-- START OF Data extract --
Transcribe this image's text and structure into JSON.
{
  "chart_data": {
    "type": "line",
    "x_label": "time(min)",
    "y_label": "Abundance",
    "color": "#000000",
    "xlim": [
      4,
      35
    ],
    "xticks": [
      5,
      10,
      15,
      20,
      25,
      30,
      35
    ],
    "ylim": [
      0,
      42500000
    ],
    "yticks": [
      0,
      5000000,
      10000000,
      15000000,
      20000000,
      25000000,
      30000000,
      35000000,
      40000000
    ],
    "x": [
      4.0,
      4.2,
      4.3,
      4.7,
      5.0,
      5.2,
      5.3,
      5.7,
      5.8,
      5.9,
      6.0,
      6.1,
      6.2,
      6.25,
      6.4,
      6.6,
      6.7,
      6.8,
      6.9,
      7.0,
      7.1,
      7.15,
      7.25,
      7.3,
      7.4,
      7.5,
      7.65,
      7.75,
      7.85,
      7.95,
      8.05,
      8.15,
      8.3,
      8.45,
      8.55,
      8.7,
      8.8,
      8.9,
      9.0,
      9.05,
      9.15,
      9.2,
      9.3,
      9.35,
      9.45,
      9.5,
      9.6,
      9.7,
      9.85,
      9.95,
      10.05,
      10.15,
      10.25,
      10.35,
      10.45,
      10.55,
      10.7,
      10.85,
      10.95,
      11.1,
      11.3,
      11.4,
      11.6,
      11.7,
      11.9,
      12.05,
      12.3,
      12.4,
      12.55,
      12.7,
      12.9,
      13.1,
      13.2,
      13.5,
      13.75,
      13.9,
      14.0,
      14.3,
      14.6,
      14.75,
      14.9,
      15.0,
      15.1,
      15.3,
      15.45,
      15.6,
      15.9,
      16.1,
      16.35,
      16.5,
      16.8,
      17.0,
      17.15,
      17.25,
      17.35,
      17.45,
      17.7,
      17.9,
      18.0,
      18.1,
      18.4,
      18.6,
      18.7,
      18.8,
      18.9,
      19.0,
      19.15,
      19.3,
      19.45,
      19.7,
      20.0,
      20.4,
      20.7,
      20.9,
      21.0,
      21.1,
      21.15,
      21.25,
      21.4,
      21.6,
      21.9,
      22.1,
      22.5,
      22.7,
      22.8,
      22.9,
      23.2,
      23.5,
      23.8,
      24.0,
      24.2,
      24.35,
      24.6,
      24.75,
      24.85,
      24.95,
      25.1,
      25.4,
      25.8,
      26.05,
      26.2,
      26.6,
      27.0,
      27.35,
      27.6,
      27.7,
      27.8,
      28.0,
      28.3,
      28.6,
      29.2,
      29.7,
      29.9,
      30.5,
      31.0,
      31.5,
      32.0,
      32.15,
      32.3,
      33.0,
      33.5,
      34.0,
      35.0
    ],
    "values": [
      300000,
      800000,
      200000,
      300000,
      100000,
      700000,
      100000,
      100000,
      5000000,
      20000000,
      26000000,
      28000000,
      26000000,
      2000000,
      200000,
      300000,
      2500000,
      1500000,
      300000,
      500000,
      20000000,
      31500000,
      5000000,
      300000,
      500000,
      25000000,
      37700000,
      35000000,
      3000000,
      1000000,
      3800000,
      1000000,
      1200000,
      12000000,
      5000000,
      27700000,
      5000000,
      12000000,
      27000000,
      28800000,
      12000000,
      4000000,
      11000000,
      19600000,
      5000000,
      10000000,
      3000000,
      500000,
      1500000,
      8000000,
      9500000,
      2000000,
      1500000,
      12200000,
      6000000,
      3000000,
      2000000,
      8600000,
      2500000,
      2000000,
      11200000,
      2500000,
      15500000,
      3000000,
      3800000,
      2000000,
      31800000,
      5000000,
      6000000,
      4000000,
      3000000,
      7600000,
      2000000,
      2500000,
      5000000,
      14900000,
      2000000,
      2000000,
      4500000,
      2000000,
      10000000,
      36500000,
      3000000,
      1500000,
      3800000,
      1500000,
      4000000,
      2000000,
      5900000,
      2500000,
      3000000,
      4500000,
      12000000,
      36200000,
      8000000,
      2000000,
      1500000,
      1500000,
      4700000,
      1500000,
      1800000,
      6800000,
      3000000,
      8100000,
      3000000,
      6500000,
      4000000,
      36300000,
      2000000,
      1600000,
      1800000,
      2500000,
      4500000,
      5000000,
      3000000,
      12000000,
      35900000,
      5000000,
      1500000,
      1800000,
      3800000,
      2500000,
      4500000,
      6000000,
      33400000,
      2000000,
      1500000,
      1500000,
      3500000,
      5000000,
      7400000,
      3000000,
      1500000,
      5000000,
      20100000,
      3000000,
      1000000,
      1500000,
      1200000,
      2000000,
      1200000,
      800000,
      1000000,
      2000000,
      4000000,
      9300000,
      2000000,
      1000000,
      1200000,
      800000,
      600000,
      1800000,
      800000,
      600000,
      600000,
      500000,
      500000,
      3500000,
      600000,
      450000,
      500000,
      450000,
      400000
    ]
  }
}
-- END OF Data extract --
Instructions for the task – Return every record above exactly as it appears.

In response –
Transcribe this image's text and structure into JSON.
{
  "chart_data": {
    "type": "line",
    "x_label": "time(min)",
    "y_label": "Abundance",
    "color": "#000000",
    "xlim": [
      4,
      35
    ],
    "xticks": [
      5,
      10,
      15,
      20,
      25,
      30,
      35
    ],
    "ylim": [
      0,
      42500000
    ],
    "yticks": [
      0,
      5000000,
      10000000,
      15000000,
      20000000,
      25000000,
      30000000,
      35000000,
      40000000
    ],
    "x": [
      4.0,
      4.2,
      4.3,
      4.7,
      5.0,
      5.2,
      5.3,
      5.7,
      5.8,
      5.9,
      6.0,
      6.1,
      6.2,
      6.25,
      6.4,
      6.6,
      6.7,
      6.8,
      6.9,
      7.0,
      7.1,
      7.15,
      7.25,
      7.3,
      7.4,
      7.5,
      7.65,
      7.75,
      7.85,
      7.95,
      8.05,
      8.15,
      8.3,
      8.45,
      8.55,
      8.7,
      8.8,
      8.9,
      9.0,
      9.05,
      9.15,
      9.2,
      9.3,
      9.35,
      9.45,
      9.5,
      9.6,
      9.7,
      9.85,
      9.95,
      10.05,
      10.15,
      10.25,
      10.35,
      10.45,
      10.55,
      10.7,
      10.85,
      10.95,
      11.1,
      11.3,
      11.4,
      11.6,
      11.7,
      11.9,
      12.05,
      12.3,
      12.4,
      12.55,
      12.7,
      12.9,
      13.1,
      13.2,
      13.5,
      13.75,
      13.9,
      14.0,
      14.3,
      14.6,
      14.75,
      14.9,
      15.0,
      15.1,
      15.3,
      15.45,
      15.6,
      15.9,
      16.1,
      16.35,
      16.5,
      16.8,
      17.0,
      17.15,
      17.25,
      17.35,
      17.45,
      17.7,
      17.9,
      18.0,
      18.1,
      18.4,
      18.6,
      18.7,
      18.8,
      18.9,
      19.0,
      19.15,
      19.3,
      19.45,
      19.7,
      20.0,
      20.4,
      20.7,
      20.9,
      21.0,
      21.1,
      21.15,
      21.25,
      21.4,
      21.6,
      21.9,
      22.1,
      22.5,
      22.7,
      22.8,
      22.9,
      23.2,
      23.5,
      23.8,
      24.0,
      24.2,
      24.35,
      24.6,
      24.75,
      24.85,
      24.95,
      25.1,
      25.4,
      25.8,
      26.05,
      26.2,
      26.6,
      27.0,
      27.35,
      27.6,
      27.7,
      27.8,
      28.0,
      28.3,
      28.6,
      29.2,
      29.7,
      29.9,
      30.5,
      31.0,
      31.5,
      32.0,
      32.15,
      32.3,
      33.0,
      33.5,
      34.0,
      35.0
    ],
    "values": [
      300000,
      800000,
      200000,
      300000,
      100000,
      700000,
      100000,
      100000,
      5000000,
      20000000,
      26000000,
      28000000,
      26000000,
      2000000,
      200000,
      300000,
      2500000,
      1500000,
      300000,
      500000,
      20000000,
      31500000,
      5000000,
      300000,
      500000,
      25000000,
      37700000,
      35000000,
      3000000,
      1000000,
      3800000,
      1000000,
      1200000,
      12000000,
      5000000,
      27700000,
      5000000,
      12000000,
      27000000,
      28800000,
      12000000,
      4000000,
      11000000,
      19600000,
      5000000,
      10000000,
      3000000,
      500000,
      1500000,
      8000000,
      9500000,
      2000000,
      1500000,
      12200000,
      6000000,
      3000000,
      2000000,
      8600000,
      2500000,
      2000000,
      11200000,
      2500000,
      15500000,
      3000000,
      3800000,
      2000000,
      31800000,
      5000000,
      6000000,
      4000000,
      3000000,
      7600000,
      2000000,
      2500000,
      5000000,
      14900000,
      2000000,
      2000000,
      4500000,
      2000000,
      10000000,
      36500000,
      3000000,
      1500000,
      3800000,
      1500000,
      4000000,
      2000000,
      5900000,
      2500000,
      3000000,
      4500000,
      12000000,
      36200000,
      8000000,
      2000000,
      1500000,
      1500000,
      4700000,
      1500000,
      1800000,
      6800000,
      3000000,
      8100000,
      3000000,
      6500000,
      4000000,
      36300000,
      2000000,
      1600000,
      1800000,
      2500000,
      4500000,
      5000000,
      3000000,
      12000000,
      35900000,
      5000000,
      1500000,
      1800000,
      3800000,
      2500000,
      4500000,
      6000000,
      33400000,
      2000000,
      1500000,
      1500000,
      3500000,
      5000000,
      7400000,
      3000000,
      1500000,
      5000000,
      20100000,
      3000000,
      1000000,
      1500000,
      1200000,
      2000000,
      1200000,
      800000,
      1000000,
      2000000,
      4000000,
      9300000,
      2000000,
      1000000,
      1200000,
      800000,
      600000,
      1800000,
      800000,
      600000,
      600000,
      500000,
      500000,
      3500000,
      600000,
      450000,
      500000,
      450000,
      400000
    ]
  }
}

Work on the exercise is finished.